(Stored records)
***
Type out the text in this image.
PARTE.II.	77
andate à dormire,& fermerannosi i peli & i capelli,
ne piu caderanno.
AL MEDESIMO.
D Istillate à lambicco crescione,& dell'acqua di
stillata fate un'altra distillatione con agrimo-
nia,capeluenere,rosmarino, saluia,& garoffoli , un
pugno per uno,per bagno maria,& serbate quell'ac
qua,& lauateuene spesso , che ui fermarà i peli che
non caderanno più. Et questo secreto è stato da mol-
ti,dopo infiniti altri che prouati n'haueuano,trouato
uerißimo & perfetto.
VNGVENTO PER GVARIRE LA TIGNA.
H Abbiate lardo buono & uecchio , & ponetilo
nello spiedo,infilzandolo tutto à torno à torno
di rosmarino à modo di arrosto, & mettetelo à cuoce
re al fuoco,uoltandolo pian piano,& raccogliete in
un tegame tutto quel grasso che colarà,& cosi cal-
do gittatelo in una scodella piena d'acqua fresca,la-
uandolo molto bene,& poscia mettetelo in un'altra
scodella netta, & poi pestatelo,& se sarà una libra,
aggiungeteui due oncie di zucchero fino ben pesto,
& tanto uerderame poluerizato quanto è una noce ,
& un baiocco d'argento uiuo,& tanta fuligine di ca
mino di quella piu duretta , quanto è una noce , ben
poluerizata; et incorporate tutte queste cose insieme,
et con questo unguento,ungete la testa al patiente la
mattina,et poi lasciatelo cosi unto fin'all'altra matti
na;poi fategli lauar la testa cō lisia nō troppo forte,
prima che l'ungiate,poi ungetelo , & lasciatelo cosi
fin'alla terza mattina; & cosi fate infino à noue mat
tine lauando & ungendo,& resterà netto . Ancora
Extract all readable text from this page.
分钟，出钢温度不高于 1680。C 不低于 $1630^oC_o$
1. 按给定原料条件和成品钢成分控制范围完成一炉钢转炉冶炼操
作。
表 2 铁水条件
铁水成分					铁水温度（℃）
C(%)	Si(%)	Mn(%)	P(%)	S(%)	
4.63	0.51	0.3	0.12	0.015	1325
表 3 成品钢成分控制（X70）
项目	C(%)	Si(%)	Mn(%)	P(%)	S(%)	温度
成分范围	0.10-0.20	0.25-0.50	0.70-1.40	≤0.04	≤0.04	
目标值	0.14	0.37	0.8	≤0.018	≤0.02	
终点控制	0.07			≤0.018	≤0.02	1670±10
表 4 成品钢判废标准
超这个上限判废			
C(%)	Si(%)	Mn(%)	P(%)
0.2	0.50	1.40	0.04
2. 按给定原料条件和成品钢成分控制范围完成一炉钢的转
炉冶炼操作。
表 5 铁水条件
***
* Brief *
Extract each line of the listing above, copying it word for word.

* Exercise result *
Type out the text in this image.
PARTE.II.	77
andate à dormire,& fermerannosi i peli & i capelli,
ne piu caderanno.
AL MEDESIMO.
D Istillate à lambicco crescione,& dell'acqua di
stillata fate un'altra distillatione con agrimo-
nia,capeluenere,rosmarino, saluia,& garoffoli , un
pugno per uno,per bagno maria,& serbate quell'ac
qua,& lauateuene spesso , che ui fermarà i peli che
non caderanno più. Et questo secreto è stato da mol-
ti,dopo infiniti altri che prouati n'haueuano,trouato
uerißimo & perfetto.
VNGVENTO PER GVARIRE LA TIGNA.
H Abbiate lardo buono & uecchio , & ponetilo
nello spiedo,infilzandolo tutto à torno à torno
di rosmarino à modo di arrosto, & mettetelo à cuoce
re al fuoco,uoltandolo pian piano,& raccogliete in
un tegame tutto quel grasso che colarà,& cosi cal-
do gittatelo in una scodella piena d'acqua fresca,la-
uandolo molto bene,& poscia mettetelo in un'altra
scodella netta, & poi pestatelo,& se sarà una libra,
aggiungeteui due oncie di zucchero fino ben pesto,
& tanto uerderame poluerizato quanto è una noce ,
& un baiocco d'argento uiuo,& tanta fuligine di ca
mino di quella piu duretta , quanto è una noce , ben
poluerizata; et incorporate tutte queste cose insieme,
et con questo unguento,ungete la testa al patiente la
mattina,et poi lasciatelo cosi unto fin'all'altra matti
na;poi fategli lauar la testa cō lisia nō troppo forte,
prima che l'ungiate,poi ungetelo , & lasciatelo cosi
fin'alla terza mattina; & cosi fate infino à noue mat
tine lauando & ungendo,& resterà netto . Ancora
Extract all readable text from this page.
分钟，出钢温度不高于 1680。C 不低于 $1630^oC_o$
1. 按给定原料条件和成品钢成分控制范围完成一炉钢转炉冶炼操
作。
表 2 铁水条件
铁水成分					铁水温度（℃）
C(%)	Si(%)	Mn(%)	P(%)	S(%)	
4.63	0.51	0.3	0.12	0.015	1325
表 3 成品钢成分控制（X70）
项目	C(%)	Si(%)	Mn(%)	P(%)	S(%)	温度
成分范围	0.10-0.20	0.25-0.50	0.70-1.40	≤0.04	≤0.04	
目标值	0.14	0.37	0.8	≤0.018	≤0.02	
终点控制	0.07			≤0.018	≤0.02	1670±10
表 4 成品钢判废标准
超这个上限判废			
C(%)	Si(%)	Mn(%)	P(%)
0.2	0.50	1.40	0.04
2. 按给定原料条件和成品钢成分控制范围完成一炉钢的转
炉冶炼操作。
表 5 铁水条件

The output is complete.